### What is asked
The records below hold pictures; please leave those out and retype the rest exactly.

### Data excerpts
Begin

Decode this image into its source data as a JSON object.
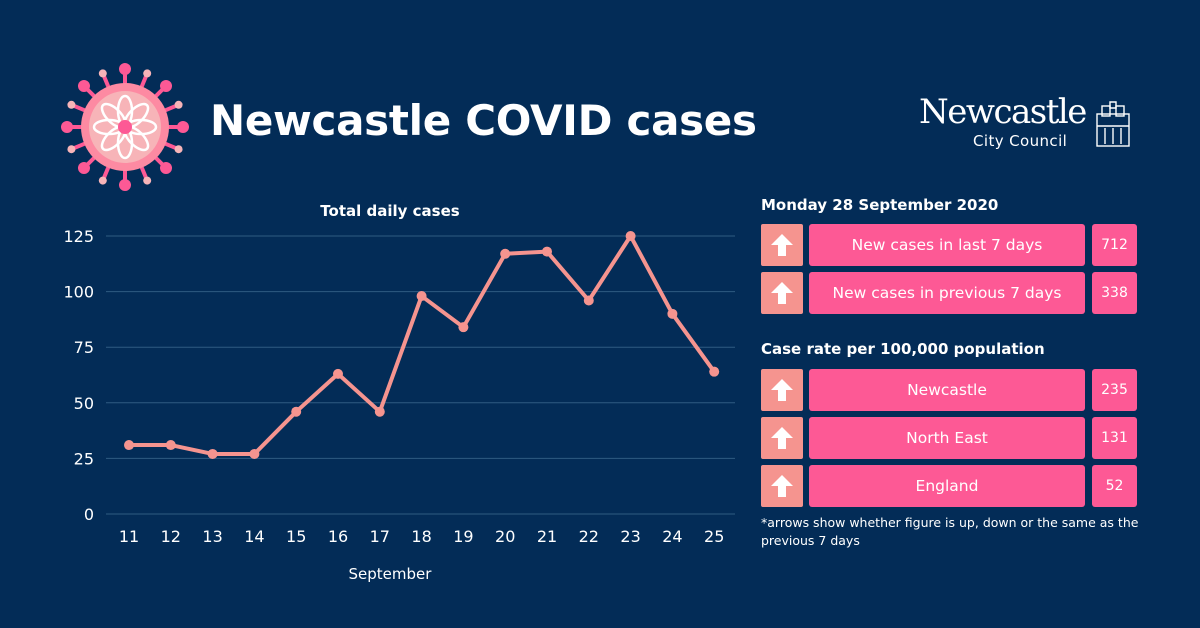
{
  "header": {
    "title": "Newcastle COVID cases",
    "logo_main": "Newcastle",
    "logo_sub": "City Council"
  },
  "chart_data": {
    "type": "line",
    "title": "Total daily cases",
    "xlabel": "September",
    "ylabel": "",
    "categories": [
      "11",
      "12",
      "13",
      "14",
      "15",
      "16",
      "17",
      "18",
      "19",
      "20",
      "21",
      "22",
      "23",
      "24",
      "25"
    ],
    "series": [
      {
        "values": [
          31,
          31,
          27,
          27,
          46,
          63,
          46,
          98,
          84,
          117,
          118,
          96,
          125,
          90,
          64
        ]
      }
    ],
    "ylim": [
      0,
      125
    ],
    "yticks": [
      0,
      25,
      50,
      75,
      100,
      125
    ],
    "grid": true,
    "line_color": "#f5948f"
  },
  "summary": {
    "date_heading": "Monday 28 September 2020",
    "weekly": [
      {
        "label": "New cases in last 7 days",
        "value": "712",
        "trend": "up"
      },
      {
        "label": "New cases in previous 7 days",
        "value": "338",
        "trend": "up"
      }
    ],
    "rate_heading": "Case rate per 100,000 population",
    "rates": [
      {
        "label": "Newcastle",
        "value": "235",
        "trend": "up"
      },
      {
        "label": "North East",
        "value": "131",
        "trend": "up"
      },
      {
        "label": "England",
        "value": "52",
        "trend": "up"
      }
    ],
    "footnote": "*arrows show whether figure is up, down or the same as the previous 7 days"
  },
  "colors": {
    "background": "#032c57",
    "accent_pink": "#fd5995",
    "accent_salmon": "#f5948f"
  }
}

End

### Task result
Decode this image into its source data as a JSON object.
{
  "header": {
    "title": "Newcastle COVID cases",
    "logo_main": "Newcastle",
    "logo_sub": "City Council"
  },
  "chart_data": {
    "type": "line",
    "title": "Total daily cases",
    "xlabel": "September",
    "ylabel": "",
    "categories": [
      "11",
      "12",
      "13",
      "14",
      "15",
      "16",
      "17",
      "18",
      "19",
      "20",
      "21",
      "22",
      "23",
      "24",
      "25"
    ],
    "series": [
      {
        "values": [
          31,
          31,
          27,
          27,
          46,
          63,
          46,
          98,
          84,
          117,
          118,
          96,
          125,
          90,
          64
        ]
      }
    ],
    "ylim": [
      0,
      125
    ],
    "yticks": [
      0,
      25,
      50,
      75,
      100,
      125
    ],
    "grid": true,
    "line_color": "#f5948f"
  },
  "summary": {
    "date_heading": "Monday 28 September 2020",
    "weekly": [
      {
        "label": "New cases in last 7 days",
        "value": "712",
        "trend": "up"
      },
      {
        "label": "New cases in previous 7 days",
        "value": "338",
        "trend": "up"
      }
    ],
    "rate_heading": "Case rate per 100,000 population",
    "rates": [
      {
        "label": "Newcastle",
        "value": "235",
        "trend": "up"
      },
      {
        "label": "North East",
        "value": "131",
        "trend": "up"
      },
      {
        "label": "England",
        "value": "52",
        "trend": "up"
      }
    ],
    "footnote": "*arrows show whether figure is up, down or the same as the previous 7 days"
  },
  "colors": {
    "background": "#032c57",
    "accent_pink": "#fd5995",
    "accent_salmon": "#f5948f"
  }
}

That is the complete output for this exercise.